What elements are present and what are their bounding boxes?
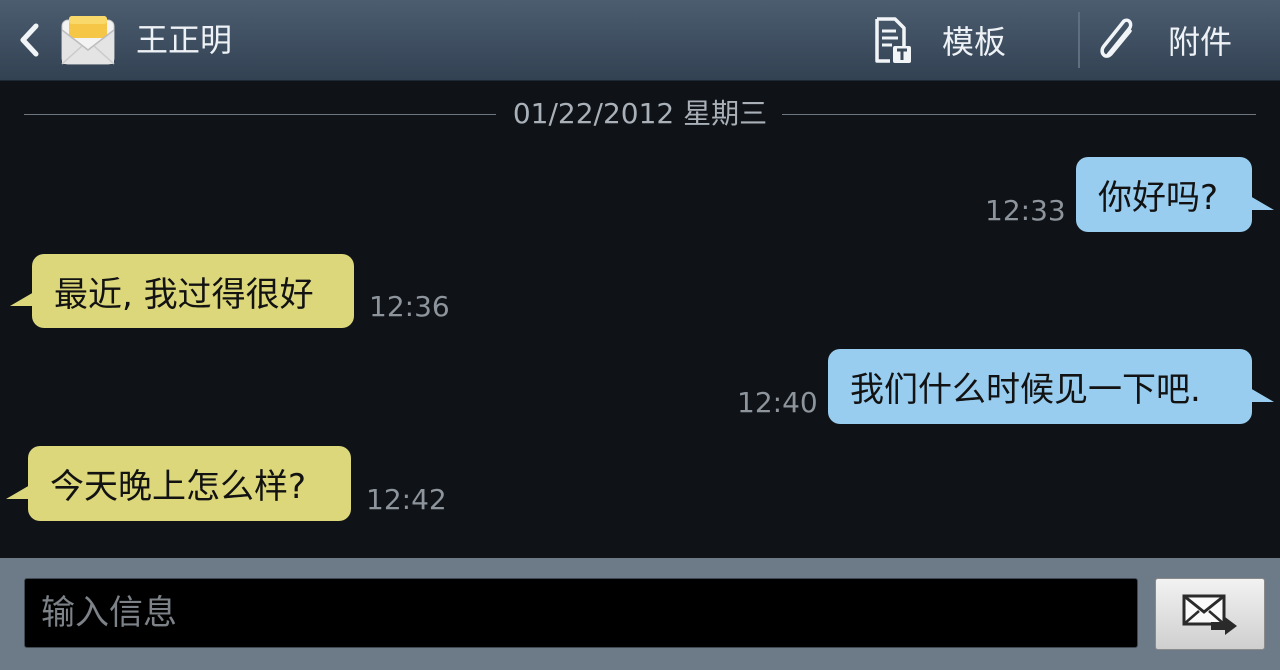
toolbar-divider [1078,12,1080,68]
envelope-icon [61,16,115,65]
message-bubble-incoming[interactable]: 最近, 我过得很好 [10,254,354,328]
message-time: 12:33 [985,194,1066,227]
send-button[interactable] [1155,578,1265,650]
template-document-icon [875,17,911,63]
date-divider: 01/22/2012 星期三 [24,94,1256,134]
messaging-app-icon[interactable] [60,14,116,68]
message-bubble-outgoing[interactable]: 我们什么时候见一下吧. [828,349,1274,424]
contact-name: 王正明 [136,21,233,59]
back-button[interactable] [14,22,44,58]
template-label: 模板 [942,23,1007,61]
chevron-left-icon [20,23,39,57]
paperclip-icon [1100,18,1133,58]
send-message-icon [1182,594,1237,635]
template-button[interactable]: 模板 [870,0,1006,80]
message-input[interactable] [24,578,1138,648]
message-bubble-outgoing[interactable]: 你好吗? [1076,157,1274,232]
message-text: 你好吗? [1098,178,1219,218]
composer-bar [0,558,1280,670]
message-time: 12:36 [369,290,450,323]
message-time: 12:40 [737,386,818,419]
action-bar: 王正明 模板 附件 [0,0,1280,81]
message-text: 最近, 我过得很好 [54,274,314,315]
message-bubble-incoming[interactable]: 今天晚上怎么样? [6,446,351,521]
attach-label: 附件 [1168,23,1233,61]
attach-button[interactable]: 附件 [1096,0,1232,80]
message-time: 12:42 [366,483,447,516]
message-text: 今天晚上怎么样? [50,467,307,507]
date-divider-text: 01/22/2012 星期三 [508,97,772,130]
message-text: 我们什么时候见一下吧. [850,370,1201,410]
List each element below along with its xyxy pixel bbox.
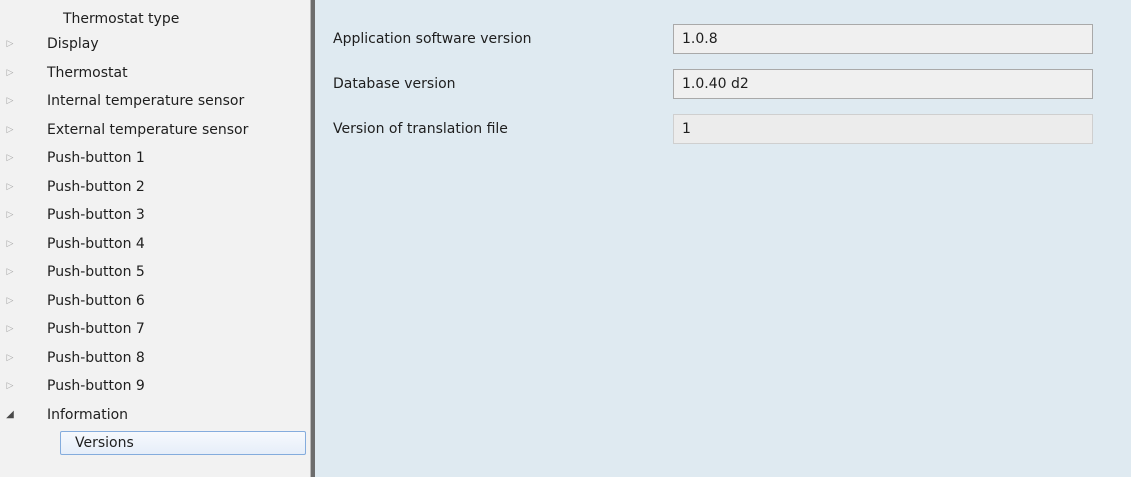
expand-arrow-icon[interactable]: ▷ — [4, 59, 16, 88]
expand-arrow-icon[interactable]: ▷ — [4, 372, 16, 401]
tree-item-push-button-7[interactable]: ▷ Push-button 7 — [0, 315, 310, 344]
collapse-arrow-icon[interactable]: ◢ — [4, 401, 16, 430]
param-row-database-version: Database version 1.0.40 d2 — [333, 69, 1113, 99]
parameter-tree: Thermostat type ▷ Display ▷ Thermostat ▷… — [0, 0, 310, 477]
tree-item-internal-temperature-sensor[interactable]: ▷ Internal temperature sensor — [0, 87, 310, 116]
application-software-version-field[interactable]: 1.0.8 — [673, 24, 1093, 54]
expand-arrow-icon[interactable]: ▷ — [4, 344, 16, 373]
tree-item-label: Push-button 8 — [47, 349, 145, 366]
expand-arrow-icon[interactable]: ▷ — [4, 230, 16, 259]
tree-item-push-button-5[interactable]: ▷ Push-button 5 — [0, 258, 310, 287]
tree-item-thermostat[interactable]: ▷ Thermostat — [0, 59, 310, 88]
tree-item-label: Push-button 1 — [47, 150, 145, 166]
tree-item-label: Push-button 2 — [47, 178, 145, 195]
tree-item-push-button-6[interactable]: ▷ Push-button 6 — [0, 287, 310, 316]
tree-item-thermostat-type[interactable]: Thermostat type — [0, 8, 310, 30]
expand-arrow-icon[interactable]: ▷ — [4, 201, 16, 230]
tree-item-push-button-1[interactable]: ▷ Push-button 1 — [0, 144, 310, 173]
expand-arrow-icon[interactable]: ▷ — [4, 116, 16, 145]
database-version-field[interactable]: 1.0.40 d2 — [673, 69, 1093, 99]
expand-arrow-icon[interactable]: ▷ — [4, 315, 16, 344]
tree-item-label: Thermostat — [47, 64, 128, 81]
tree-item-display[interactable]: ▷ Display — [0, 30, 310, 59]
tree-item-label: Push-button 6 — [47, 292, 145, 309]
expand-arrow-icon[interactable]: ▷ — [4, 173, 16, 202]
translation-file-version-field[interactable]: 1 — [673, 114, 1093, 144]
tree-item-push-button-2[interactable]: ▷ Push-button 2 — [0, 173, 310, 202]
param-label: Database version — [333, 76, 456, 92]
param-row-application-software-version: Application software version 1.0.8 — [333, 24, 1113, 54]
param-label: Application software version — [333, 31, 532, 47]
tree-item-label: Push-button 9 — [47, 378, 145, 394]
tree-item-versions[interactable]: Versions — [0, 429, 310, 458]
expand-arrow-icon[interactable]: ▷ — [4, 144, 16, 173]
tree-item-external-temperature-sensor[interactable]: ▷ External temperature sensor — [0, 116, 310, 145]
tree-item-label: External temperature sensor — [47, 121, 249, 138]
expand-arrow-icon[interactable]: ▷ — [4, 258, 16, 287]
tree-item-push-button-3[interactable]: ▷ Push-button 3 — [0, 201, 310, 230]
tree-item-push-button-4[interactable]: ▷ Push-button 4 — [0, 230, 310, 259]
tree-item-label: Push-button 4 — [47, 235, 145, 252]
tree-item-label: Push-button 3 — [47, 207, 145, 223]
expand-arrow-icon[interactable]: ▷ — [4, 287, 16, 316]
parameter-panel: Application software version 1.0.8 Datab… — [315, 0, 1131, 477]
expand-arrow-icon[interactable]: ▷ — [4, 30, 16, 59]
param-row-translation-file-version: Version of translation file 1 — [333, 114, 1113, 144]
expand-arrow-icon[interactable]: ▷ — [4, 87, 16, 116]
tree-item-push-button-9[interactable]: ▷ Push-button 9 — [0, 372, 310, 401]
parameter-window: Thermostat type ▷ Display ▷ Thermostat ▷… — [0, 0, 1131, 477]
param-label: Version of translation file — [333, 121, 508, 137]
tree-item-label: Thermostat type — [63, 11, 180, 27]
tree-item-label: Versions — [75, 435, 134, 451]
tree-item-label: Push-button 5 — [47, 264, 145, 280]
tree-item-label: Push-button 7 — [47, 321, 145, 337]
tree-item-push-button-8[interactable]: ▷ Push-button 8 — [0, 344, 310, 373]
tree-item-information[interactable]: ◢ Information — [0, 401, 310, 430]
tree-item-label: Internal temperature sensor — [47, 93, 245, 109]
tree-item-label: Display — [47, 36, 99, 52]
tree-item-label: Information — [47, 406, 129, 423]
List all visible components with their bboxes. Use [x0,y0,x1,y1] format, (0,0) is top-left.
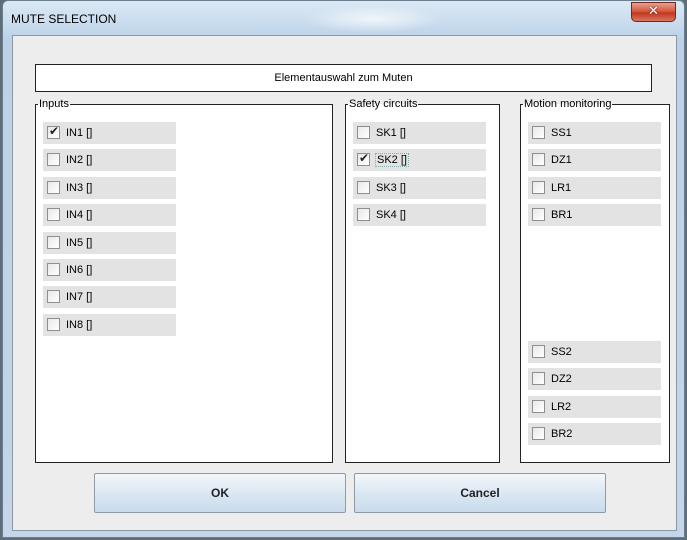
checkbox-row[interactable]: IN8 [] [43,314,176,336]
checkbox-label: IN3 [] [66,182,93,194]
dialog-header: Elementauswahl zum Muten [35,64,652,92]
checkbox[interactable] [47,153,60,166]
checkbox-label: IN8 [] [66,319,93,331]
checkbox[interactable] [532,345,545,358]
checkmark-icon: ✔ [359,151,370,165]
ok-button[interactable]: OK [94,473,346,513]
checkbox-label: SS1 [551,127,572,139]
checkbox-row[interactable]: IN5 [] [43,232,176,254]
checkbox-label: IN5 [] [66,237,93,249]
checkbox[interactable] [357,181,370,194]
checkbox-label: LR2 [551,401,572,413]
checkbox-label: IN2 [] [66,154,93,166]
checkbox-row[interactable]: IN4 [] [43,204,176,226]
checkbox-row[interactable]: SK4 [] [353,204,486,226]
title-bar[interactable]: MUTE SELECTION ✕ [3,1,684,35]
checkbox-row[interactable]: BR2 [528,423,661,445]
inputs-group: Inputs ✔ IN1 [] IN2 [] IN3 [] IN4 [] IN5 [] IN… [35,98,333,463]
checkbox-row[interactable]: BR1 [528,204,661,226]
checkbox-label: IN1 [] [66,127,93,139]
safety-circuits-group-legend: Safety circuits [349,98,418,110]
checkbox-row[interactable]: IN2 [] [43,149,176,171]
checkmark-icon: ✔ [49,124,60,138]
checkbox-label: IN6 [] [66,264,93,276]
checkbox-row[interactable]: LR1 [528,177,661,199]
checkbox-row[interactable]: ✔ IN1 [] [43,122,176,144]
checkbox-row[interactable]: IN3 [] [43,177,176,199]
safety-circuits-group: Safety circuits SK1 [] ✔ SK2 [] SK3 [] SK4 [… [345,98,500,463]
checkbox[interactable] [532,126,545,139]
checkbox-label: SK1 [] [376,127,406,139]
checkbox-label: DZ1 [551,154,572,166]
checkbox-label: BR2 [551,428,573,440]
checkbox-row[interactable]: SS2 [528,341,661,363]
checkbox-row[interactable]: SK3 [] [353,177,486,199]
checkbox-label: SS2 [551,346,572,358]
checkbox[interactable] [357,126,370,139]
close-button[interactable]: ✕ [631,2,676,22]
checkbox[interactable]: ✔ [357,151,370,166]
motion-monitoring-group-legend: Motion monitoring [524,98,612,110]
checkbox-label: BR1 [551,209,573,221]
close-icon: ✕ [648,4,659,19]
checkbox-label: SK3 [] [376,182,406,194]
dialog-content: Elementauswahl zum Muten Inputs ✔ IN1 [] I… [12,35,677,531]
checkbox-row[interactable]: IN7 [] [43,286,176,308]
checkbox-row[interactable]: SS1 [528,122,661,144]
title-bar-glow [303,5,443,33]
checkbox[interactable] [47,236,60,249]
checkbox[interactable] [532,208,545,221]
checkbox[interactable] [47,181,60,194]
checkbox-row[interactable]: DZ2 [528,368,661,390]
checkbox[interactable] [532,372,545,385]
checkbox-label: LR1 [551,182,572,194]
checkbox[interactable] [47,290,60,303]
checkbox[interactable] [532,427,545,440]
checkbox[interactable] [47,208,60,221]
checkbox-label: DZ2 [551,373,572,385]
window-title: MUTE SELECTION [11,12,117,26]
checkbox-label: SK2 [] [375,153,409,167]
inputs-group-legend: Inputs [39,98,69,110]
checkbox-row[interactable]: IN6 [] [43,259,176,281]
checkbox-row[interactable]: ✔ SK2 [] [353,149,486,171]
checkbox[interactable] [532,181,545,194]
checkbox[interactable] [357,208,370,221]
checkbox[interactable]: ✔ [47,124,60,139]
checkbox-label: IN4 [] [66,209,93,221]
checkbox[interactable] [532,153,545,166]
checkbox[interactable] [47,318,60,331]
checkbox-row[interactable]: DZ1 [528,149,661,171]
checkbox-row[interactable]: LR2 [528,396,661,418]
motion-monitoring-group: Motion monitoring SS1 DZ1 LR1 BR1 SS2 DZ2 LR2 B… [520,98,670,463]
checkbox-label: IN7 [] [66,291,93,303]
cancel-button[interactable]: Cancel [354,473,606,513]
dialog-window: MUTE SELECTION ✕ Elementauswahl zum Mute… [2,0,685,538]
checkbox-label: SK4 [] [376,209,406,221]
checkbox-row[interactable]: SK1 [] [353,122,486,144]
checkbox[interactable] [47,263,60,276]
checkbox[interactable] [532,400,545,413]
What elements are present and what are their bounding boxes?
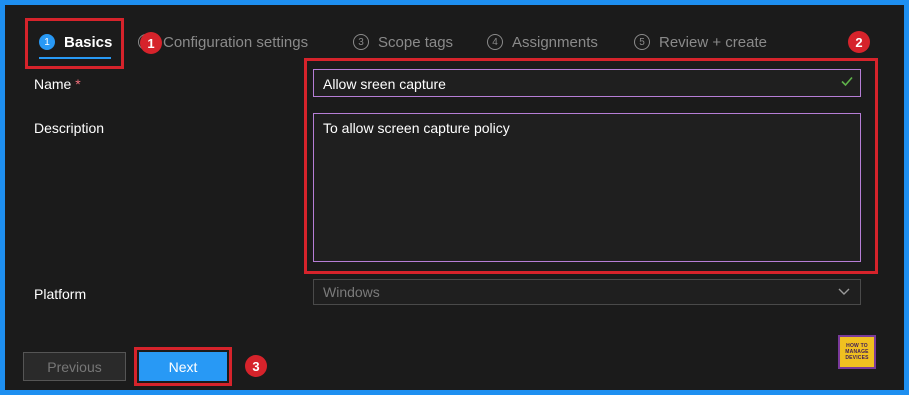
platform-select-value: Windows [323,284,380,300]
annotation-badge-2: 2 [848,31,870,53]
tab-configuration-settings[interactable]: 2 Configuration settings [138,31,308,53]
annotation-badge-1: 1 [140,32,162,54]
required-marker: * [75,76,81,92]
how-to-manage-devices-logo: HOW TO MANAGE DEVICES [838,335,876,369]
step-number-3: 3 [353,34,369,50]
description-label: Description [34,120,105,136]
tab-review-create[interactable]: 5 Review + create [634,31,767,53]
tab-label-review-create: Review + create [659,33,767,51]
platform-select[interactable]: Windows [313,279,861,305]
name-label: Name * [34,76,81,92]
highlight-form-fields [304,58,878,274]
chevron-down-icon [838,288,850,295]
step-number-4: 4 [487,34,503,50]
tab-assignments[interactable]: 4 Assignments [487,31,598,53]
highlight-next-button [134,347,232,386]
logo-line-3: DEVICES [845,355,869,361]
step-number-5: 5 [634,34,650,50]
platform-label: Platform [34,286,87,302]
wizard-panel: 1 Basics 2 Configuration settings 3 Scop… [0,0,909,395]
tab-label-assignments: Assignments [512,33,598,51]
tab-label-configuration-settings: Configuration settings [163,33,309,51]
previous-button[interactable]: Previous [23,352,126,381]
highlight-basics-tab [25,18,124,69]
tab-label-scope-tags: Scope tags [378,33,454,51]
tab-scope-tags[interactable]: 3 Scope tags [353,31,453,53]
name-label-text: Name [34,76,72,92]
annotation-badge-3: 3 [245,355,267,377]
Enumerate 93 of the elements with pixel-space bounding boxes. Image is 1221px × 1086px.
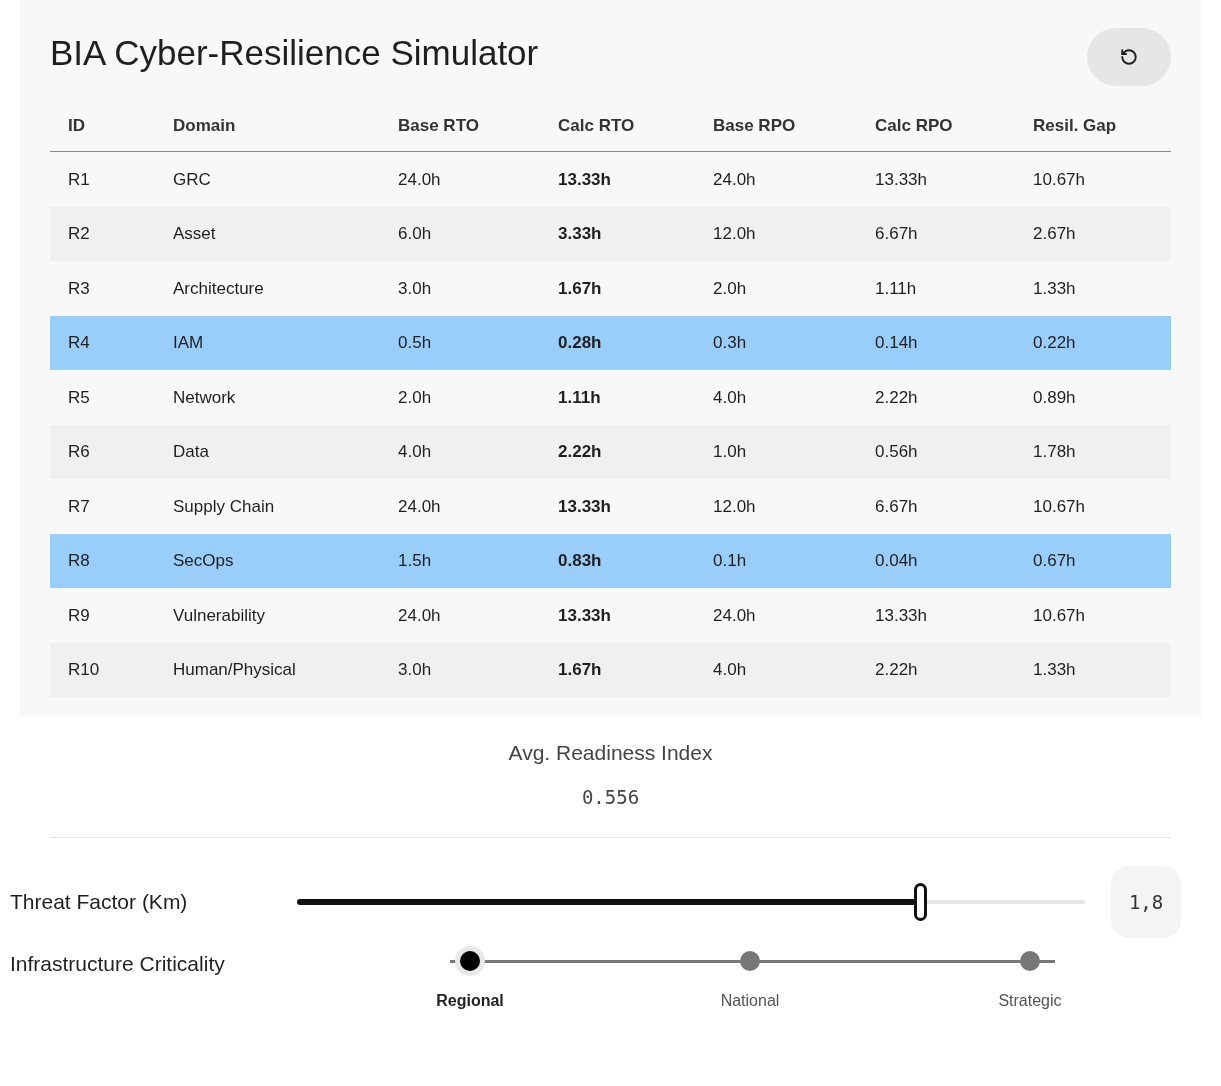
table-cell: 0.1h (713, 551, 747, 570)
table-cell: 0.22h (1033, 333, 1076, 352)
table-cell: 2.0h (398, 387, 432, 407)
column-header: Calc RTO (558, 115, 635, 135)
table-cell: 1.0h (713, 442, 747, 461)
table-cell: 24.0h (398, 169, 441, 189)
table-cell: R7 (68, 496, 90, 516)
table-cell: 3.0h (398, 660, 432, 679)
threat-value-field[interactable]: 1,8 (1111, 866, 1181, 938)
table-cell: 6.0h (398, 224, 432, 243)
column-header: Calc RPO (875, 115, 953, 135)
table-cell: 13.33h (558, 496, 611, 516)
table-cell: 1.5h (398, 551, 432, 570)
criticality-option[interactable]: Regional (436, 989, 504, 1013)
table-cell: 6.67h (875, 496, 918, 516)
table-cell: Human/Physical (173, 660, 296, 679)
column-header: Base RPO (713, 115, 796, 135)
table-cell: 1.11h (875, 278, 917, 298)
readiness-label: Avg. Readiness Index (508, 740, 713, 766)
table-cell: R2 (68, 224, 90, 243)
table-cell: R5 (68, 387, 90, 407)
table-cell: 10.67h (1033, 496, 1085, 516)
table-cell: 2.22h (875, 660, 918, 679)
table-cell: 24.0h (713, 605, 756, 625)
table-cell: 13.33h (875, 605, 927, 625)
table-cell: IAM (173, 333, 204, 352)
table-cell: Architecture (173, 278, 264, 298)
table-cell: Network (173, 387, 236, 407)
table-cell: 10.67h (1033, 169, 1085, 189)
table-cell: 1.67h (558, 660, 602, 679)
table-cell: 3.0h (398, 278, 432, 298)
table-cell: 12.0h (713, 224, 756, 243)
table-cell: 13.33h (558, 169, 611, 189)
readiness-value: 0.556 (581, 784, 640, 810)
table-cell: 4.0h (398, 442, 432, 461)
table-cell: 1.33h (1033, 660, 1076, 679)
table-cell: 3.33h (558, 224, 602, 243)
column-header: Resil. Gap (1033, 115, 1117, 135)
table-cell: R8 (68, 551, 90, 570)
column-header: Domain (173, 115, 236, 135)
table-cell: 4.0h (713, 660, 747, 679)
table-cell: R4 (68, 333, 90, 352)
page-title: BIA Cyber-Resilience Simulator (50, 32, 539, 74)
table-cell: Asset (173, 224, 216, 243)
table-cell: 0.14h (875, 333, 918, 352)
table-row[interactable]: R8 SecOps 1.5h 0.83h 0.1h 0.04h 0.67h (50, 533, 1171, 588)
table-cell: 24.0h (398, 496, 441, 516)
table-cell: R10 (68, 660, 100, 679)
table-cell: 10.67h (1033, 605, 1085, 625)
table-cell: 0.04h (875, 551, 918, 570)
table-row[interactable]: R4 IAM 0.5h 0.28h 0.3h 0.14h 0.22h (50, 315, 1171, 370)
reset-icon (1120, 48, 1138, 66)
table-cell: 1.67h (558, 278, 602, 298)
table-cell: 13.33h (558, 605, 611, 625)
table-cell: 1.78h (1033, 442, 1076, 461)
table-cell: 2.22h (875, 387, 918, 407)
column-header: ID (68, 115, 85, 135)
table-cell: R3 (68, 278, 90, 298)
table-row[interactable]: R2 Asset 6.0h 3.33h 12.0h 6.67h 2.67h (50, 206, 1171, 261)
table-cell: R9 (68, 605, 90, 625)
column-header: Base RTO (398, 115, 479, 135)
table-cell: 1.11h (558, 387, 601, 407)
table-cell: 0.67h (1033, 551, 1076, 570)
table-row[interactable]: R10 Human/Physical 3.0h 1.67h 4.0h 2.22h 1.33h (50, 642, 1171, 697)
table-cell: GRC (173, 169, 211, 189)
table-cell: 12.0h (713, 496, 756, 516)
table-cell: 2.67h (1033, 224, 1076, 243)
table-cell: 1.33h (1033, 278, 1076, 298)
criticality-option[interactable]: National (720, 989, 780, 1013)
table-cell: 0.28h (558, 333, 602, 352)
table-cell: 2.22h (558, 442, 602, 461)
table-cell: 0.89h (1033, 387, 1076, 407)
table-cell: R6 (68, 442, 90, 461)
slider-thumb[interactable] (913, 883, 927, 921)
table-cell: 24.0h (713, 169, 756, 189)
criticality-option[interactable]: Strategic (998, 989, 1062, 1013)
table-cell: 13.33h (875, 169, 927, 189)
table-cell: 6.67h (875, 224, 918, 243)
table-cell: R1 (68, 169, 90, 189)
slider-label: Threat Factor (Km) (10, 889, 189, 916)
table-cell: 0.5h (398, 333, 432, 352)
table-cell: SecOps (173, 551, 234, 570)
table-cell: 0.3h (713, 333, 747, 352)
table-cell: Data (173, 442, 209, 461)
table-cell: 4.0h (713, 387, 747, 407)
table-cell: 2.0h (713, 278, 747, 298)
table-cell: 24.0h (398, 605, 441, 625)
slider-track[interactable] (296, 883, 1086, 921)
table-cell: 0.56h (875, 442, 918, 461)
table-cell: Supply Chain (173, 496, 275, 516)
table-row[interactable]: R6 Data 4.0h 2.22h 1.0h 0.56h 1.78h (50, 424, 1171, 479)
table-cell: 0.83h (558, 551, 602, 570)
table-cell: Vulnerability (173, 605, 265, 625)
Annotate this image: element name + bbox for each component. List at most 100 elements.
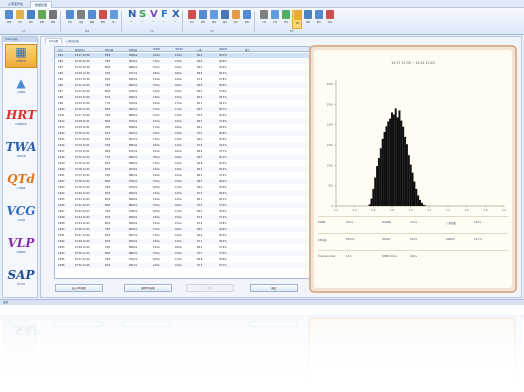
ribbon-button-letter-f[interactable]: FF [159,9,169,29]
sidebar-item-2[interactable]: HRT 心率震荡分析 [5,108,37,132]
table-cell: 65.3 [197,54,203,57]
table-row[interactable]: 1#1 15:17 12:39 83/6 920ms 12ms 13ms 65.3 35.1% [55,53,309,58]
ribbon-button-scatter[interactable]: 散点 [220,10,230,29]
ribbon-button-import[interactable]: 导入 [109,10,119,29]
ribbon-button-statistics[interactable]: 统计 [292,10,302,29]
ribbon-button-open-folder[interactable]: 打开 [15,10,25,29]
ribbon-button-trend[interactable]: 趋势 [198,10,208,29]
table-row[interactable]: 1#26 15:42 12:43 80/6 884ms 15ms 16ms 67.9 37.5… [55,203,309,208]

What to produce: Please repeat the items word for word, from the line containing "toolbar-divider [1078,12,1080,68]" through the line containing "paperclip-icon [1100,18,1133,58]", with both of those lines included.

Response below:
toolbar-divider [1078,12,1080,68]
envelope-icon [61,16,115,65]
message-bubble-incoming[interactable]: 最近, 我过得很好 [10,254,354,328]
message-time: 12:33 [985,194,1066,227]
send-button[interactable] [1155,578,1265,650]
template-document-icon [875,17,911,63]
date-divider: 01/22/2012 星期三 [24,94,1256,134]
messaging-app-icon[interactable] [60,14,116,68]
message-bubble-outgoing[interactable]: 我们什么时候见一下吧. [828,349,1274,424]
contact-name: 王正明 [136,21,233,59]
back-button[interactable] [14,22,44,58]
template-label: 模板 [942,23,1007,61]
chevron-left-icon [20,23,39,57]
paperclip-icon [1100,18,1133,58]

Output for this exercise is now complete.